◆ LISTED ENTRIES ◆
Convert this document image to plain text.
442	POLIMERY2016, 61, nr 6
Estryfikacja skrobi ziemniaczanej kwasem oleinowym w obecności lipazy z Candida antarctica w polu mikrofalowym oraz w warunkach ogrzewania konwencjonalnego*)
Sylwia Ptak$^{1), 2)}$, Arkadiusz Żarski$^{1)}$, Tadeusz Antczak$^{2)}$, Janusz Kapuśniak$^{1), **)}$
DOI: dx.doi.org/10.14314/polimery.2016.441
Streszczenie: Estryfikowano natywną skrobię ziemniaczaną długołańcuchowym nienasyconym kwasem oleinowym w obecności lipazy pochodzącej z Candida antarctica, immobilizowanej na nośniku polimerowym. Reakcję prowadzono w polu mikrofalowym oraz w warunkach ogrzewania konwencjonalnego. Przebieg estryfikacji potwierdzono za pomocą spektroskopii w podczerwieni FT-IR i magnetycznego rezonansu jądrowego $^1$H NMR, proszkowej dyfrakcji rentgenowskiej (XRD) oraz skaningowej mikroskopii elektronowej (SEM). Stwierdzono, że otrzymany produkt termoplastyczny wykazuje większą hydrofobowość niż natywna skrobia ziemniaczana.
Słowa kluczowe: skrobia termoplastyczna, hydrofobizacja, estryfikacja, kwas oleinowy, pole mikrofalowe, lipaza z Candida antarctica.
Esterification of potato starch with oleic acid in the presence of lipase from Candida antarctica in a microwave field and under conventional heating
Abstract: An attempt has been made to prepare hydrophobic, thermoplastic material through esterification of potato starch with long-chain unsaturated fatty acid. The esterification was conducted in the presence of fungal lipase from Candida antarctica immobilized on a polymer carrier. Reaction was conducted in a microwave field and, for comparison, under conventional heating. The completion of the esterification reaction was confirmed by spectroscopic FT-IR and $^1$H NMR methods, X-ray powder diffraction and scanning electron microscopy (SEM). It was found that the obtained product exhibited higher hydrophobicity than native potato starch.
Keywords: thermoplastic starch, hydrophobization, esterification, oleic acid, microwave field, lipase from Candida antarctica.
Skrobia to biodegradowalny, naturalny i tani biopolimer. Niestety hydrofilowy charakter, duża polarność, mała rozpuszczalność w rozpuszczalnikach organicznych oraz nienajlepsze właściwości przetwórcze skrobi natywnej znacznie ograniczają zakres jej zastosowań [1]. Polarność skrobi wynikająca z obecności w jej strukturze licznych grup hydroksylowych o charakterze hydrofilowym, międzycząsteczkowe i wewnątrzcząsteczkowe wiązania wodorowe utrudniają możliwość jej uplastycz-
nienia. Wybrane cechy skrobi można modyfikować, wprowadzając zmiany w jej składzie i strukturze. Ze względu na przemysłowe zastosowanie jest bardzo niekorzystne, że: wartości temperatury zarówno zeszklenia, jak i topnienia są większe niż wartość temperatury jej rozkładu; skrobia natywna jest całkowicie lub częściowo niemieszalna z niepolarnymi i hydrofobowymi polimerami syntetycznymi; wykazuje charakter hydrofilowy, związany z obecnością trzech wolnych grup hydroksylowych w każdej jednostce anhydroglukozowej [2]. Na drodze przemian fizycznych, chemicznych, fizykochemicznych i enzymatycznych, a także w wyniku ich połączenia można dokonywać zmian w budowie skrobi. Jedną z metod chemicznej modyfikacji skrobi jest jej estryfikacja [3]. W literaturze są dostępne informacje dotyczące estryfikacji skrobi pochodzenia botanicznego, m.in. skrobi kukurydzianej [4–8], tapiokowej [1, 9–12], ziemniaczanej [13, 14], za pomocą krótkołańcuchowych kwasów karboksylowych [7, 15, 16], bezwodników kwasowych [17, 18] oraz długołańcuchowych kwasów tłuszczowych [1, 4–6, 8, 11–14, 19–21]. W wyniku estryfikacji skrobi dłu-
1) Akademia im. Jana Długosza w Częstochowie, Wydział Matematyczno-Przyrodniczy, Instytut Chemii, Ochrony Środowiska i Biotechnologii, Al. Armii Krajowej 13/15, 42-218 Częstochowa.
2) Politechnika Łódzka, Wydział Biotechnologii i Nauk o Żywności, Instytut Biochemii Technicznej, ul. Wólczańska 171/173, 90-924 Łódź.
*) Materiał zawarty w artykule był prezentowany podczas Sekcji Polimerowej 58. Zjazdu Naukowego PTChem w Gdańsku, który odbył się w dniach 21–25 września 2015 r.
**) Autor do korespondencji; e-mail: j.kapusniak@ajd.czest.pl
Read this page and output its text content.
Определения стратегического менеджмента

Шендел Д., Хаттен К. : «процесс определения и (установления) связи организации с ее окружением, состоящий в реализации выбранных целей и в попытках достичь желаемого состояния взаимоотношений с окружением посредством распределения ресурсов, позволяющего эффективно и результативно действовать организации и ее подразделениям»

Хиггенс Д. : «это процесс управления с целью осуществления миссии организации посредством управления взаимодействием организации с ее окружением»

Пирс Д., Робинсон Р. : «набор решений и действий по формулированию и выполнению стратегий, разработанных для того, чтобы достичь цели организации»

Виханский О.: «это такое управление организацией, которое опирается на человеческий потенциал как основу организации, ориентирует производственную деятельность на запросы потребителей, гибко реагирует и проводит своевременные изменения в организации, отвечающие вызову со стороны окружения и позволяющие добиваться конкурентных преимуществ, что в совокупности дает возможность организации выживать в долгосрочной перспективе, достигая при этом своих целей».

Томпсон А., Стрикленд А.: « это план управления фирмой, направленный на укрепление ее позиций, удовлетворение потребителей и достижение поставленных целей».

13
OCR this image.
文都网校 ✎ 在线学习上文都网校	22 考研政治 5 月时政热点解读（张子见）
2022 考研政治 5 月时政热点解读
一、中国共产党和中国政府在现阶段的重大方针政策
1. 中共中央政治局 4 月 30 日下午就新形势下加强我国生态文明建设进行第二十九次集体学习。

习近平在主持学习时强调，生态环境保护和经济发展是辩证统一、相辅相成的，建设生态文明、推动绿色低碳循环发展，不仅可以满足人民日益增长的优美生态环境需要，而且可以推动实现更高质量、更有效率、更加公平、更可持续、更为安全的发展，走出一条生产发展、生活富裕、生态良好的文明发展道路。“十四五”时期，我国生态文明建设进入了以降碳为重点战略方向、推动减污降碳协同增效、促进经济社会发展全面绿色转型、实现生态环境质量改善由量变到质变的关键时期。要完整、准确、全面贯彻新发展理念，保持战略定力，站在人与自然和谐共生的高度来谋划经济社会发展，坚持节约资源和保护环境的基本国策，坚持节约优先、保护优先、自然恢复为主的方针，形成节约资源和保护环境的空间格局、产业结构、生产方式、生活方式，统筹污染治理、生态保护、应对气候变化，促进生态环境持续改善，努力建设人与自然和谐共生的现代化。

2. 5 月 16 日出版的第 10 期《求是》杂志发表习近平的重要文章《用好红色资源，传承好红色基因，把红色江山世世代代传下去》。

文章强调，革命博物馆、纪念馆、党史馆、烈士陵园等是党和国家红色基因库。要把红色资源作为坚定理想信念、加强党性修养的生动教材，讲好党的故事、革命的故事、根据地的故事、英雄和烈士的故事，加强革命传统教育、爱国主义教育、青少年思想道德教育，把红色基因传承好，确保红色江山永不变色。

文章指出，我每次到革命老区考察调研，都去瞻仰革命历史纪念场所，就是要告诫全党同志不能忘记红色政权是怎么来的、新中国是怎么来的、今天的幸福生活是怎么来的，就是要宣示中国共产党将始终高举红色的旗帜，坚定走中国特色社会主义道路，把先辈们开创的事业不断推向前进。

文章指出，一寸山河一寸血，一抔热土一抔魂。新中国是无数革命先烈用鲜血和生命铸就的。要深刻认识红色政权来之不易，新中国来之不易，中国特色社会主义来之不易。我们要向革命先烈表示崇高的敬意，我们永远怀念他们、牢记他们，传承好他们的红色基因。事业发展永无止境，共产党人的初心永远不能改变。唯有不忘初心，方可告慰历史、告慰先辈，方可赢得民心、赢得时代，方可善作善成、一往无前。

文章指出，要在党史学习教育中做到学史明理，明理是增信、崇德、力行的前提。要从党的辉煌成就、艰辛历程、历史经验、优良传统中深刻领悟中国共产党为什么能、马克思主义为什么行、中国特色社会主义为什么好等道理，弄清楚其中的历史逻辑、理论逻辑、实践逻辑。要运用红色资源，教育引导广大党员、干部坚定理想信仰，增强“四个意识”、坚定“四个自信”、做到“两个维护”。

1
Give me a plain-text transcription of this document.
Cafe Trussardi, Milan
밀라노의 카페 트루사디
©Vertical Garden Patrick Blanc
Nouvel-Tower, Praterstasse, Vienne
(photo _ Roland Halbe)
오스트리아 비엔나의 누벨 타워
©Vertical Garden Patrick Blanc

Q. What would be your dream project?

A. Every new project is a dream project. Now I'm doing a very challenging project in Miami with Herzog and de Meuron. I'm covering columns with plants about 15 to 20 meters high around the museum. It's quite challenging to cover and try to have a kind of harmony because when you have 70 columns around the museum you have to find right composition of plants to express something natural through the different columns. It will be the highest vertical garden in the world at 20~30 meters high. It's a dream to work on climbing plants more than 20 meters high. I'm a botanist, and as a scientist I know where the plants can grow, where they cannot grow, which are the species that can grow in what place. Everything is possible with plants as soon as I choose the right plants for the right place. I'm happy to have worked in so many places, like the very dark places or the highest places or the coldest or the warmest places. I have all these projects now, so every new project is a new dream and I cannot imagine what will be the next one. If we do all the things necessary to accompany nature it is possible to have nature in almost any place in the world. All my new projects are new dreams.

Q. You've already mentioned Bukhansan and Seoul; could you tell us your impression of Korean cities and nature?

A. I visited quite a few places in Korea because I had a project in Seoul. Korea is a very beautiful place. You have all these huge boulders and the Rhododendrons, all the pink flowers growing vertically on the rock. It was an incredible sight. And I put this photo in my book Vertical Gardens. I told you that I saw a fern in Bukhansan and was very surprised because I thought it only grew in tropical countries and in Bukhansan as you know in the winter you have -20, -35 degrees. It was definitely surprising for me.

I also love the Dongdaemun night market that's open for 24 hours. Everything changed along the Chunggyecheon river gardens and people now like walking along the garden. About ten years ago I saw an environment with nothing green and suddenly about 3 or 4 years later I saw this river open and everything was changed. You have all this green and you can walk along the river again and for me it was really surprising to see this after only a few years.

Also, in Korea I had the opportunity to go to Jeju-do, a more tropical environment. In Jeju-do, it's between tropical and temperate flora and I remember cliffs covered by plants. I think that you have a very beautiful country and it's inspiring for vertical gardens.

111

◆ WHAT TO DO ◆
Among the lines of the data, identify those with the word "考研政治". Copy each of them.

◆ WORKED SOLUTION ◆
文都网校 ✎ 在线学习上文都网校	22 考研政治 5 月时政热点解读（张子见）
2022 考研政治 5 月时政热点解读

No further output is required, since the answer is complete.